EXERCISE REQUIREMENTS:
Find each line holding the word "Agatha" and give the total alone.

AVAILABLE DATA:

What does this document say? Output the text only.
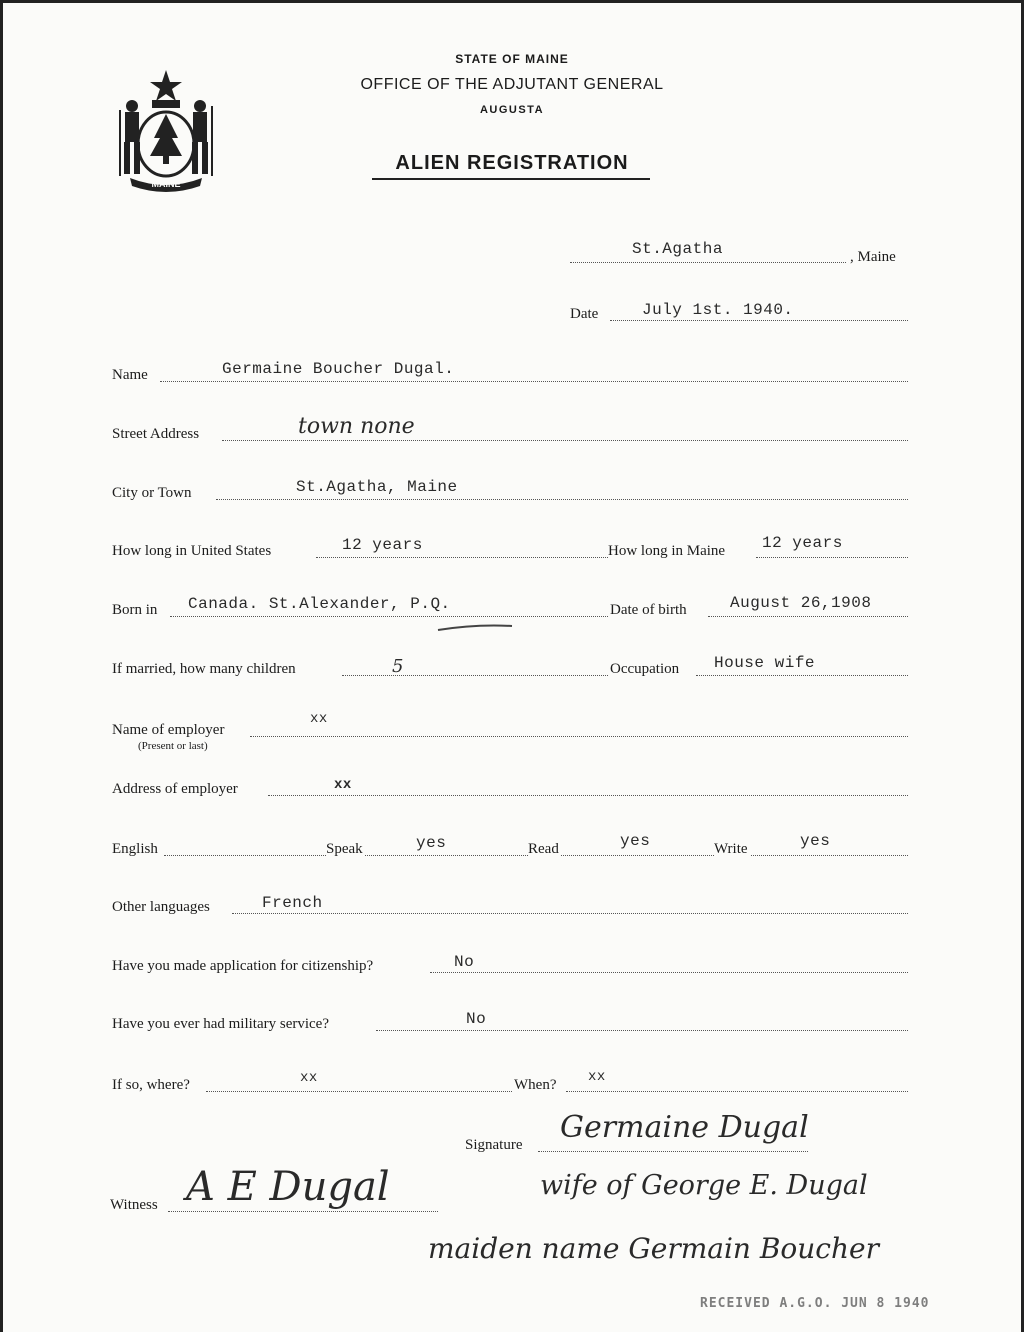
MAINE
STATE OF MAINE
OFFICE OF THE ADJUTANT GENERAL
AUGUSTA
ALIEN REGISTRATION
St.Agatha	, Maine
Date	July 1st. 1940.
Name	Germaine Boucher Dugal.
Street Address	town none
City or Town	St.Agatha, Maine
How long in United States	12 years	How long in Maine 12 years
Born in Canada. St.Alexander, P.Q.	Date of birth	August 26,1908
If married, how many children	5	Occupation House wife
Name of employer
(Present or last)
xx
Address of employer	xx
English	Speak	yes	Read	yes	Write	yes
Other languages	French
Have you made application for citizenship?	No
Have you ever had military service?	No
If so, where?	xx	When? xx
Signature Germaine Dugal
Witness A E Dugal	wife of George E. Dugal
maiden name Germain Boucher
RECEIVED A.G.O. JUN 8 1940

RESPONSE:
2